What you should do: From the entries below, gather each line containing the word "JSON".

Supplied material:
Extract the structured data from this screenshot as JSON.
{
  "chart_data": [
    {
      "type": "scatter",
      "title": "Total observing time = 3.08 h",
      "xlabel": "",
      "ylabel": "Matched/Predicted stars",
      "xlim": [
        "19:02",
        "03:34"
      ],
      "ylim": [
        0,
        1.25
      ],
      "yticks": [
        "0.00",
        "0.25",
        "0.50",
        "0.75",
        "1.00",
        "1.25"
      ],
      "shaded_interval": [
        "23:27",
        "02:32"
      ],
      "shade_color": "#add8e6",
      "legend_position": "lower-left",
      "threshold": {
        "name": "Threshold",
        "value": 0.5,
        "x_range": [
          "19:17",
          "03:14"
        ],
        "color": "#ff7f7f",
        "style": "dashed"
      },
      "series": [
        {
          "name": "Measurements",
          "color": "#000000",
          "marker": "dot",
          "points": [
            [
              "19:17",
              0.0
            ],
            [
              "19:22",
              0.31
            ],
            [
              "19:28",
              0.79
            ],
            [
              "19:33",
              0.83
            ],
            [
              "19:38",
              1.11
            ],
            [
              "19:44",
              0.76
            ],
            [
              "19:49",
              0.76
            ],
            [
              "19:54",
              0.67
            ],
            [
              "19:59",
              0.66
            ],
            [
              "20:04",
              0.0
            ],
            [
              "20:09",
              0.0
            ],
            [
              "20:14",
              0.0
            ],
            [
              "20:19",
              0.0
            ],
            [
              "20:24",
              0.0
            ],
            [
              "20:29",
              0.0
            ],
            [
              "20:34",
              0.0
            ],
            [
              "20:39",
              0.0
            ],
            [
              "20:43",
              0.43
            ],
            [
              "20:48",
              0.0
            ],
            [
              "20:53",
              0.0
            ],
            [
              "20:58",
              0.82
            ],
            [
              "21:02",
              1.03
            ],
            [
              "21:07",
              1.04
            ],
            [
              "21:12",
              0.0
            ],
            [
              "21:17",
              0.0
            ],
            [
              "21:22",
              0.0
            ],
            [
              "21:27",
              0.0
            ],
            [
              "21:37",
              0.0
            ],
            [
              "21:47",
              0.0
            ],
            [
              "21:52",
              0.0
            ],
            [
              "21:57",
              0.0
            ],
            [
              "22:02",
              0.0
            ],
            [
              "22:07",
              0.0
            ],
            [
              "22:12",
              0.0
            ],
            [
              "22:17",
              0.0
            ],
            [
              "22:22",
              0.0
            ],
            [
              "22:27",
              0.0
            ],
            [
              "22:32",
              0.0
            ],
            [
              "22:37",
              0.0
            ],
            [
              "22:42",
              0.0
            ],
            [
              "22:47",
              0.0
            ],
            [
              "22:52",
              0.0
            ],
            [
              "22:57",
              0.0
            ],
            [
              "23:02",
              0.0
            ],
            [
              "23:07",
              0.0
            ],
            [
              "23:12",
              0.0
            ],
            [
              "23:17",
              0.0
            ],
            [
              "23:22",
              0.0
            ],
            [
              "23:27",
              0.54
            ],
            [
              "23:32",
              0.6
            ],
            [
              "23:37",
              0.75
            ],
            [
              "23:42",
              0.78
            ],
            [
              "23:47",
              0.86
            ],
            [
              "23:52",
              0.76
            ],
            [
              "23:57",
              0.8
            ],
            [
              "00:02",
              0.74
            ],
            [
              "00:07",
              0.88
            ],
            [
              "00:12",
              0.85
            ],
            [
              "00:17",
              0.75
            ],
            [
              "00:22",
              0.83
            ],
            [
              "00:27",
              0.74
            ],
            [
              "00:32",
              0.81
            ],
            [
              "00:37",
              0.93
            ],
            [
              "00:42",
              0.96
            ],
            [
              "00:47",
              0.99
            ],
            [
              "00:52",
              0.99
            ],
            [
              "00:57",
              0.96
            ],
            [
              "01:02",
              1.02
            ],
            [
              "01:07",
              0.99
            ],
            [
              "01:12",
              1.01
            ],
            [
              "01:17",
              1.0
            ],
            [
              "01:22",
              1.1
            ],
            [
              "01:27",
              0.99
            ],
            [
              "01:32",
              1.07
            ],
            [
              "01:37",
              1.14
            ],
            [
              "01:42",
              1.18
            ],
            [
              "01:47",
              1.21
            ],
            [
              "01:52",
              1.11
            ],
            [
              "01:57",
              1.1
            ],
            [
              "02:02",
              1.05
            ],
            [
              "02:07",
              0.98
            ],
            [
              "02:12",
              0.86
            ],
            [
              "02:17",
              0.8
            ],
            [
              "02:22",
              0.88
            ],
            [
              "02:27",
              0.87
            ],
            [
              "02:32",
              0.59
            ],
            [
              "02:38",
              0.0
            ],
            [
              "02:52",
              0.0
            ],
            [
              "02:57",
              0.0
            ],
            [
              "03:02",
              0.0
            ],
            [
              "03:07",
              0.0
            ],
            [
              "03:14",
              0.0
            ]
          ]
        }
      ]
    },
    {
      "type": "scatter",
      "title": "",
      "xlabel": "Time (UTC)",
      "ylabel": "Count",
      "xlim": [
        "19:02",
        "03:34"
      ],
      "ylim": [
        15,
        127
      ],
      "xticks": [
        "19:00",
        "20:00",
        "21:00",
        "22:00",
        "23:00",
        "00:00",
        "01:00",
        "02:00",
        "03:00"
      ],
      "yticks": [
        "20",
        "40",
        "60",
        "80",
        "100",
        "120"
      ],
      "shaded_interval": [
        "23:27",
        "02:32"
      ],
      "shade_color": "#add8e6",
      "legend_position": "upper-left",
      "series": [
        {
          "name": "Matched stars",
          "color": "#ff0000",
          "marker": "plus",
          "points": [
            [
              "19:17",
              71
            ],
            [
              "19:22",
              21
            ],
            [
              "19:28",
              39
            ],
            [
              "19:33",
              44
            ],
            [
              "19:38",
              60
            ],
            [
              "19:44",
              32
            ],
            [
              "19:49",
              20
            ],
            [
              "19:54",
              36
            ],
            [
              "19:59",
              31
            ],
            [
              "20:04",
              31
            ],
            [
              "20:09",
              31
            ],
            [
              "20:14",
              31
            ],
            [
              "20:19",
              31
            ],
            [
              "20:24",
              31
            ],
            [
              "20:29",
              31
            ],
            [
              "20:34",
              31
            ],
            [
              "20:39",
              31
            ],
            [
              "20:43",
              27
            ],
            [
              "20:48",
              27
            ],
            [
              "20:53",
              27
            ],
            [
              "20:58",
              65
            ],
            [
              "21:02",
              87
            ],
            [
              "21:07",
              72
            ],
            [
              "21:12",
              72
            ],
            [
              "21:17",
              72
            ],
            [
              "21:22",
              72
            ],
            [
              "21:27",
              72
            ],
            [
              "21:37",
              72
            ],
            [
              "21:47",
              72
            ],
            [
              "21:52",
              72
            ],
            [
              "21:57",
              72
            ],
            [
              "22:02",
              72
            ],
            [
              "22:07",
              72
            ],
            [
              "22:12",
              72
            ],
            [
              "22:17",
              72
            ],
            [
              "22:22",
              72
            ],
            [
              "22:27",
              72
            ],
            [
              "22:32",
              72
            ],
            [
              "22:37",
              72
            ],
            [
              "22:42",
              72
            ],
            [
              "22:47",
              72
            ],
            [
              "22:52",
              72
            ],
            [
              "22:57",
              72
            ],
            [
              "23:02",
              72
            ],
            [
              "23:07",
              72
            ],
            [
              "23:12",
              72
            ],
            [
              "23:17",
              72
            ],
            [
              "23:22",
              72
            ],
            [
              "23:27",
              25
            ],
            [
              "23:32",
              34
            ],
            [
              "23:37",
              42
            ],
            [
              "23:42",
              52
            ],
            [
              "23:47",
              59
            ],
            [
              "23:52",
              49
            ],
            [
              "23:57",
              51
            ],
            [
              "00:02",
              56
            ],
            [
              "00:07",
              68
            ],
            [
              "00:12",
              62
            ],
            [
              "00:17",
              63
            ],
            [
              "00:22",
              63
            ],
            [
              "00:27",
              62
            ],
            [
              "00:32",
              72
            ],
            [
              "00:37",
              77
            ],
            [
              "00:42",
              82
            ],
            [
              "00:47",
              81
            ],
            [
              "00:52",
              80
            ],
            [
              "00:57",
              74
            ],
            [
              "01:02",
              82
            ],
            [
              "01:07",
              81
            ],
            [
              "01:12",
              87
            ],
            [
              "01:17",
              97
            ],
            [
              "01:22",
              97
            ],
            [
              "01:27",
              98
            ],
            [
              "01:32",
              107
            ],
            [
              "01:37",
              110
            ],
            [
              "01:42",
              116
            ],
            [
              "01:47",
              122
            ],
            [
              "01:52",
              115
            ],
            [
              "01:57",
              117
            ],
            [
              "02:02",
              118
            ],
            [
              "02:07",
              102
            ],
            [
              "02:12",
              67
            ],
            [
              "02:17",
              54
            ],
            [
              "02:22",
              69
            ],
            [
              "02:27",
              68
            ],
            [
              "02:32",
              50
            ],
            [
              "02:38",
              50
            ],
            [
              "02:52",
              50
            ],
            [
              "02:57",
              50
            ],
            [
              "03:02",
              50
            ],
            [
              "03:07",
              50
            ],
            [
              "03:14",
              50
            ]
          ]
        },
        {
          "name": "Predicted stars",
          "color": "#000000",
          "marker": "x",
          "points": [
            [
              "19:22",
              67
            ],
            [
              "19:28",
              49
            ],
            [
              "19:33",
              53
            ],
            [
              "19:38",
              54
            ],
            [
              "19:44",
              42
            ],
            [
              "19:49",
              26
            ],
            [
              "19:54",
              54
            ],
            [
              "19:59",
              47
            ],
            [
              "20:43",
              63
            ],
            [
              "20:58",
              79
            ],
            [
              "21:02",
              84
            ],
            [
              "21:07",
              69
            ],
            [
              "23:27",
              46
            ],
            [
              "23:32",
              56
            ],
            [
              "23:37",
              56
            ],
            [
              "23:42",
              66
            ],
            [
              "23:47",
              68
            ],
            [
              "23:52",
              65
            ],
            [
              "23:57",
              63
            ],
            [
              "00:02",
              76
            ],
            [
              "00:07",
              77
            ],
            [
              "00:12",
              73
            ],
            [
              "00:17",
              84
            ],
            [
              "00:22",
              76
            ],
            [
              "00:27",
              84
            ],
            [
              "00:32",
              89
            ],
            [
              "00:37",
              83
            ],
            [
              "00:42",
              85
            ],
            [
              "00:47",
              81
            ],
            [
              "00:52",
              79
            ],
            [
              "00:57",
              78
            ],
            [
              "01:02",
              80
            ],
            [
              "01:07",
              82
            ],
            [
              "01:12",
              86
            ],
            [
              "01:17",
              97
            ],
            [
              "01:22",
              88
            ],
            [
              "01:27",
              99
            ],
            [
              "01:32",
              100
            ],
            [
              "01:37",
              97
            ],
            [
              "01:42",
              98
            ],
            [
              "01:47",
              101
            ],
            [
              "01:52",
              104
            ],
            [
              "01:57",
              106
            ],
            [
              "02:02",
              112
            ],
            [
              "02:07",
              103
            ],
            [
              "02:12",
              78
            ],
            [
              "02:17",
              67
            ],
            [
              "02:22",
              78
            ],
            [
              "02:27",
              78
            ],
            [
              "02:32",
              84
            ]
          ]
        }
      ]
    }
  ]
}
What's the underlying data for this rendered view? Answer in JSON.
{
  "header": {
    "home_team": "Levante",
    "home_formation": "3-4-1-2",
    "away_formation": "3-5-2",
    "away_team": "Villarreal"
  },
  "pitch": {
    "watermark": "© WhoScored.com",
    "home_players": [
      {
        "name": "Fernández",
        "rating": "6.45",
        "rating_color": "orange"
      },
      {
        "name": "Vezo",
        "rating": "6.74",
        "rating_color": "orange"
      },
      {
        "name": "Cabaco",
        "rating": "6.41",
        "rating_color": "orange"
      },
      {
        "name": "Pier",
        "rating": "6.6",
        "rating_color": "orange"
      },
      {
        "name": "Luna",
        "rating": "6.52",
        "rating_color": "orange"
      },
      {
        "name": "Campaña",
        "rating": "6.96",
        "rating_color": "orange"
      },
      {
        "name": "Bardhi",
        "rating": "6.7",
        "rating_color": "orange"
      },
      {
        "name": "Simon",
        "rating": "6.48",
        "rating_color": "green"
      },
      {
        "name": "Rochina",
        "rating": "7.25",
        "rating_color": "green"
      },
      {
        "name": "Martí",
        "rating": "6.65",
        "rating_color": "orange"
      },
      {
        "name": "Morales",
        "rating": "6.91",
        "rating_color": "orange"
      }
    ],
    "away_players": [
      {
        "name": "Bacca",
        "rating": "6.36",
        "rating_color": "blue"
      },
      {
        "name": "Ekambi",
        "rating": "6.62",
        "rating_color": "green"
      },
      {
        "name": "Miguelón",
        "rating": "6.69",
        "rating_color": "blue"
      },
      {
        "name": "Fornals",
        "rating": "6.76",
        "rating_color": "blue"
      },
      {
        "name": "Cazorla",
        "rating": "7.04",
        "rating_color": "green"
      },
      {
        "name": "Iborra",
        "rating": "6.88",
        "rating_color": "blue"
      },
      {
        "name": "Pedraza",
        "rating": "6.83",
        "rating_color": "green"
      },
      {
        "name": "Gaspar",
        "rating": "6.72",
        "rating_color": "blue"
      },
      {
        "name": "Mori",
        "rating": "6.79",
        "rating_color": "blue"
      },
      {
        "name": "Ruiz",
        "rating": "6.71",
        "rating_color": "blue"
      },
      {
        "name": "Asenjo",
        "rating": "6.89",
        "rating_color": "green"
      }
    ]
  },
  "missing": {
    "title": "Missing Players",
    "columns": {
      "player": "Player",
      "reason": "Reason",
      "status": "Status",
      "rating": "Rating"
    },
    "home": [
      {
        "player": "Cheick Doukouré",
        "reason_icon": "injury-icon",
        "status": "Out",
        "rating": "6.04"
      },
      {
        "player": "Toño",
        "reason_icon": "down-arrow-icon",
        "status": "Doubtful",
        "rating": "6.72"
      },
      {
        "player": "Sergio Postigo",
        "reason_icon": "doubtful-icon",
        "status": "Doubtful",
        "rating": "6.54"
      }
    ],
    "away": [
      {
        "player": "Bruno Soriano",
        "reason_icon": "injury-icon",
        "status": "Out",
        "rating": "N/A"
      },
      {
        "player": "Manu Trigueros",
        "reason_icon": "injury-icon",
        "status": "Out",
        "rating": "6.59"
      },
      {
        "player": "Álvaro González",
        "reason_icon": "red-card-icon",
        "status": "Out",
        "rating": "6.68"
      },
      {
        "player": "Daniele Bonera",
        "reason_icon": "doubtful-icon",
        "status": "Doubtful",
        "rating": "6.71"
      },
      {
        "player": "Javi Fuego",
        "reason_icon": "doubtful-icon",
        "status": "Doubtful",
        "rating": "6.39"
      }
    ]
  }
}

Written solution:
Extract the structured data from this screenshot as JSON.
What's the underlying data for this rendered view? Answer in JSON.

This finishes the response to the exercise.